--- SET EXERCISE ---
The records that follow need to be output exactly as they are.

--- PROVIDED ENTRIES ---
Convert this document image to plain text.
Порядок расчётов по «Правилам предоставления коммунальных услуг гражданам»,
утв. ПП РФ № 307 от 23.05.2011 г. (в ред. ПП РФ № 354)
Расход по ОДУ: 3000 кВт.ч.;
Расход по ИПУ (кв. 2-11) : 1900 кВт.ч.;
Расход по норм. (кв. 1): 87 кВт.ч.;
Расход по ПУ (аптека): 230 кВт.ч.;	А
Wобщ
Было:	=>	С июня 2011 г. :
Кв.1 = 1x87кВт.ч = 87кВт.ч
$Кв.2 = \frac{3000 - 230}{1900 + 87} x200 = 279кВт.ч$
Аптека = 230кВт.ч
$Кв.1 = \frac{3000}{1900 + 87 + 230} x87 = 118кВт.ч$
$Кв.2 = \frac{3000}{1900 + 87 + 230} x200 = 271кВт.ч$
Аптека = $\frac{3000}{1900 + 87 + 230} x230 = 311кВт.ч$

--- RESULT OF THIS EXERCISE ---
Convert this document image to plain text.
Порядок расчётов по «Правилам предоставления коммунальных услуг гражданам»,
утв. ПП РФ № 307 от 23.05.2011 г. (в ред. ПП РФ № 354)
Расход по ОДУ: 3000 кВт.ч.;
Расход по ИПУ (кв. 2-11) : 1900 кВт.ч.;
Расход по норм. (кв. 1): 87 кВт.ч.;
Расход по ПУ (аптека): 230 кВт.ч.;	А
Wобщ
Было:	=>	С июня 2011 г. :
Кв.1 = 1x87кВт.ч = 87кВт.ч
$Кв.2 = \frac{3000 - 230}{1900 + 87} x200 = 279кВт.ч$
Аптека = 230кВт.ч
$Кв.1 = \frac{3000}{1900 + 87 + 230} x87 = 118кВт.ч$
$Кв.2 = \frac{3000}{1900 + 87 + 230} x200 = 271кВт.ч$
Аптека = $\frac{3000}{1900 + 87 + 230} x230 = 311кВт.ч$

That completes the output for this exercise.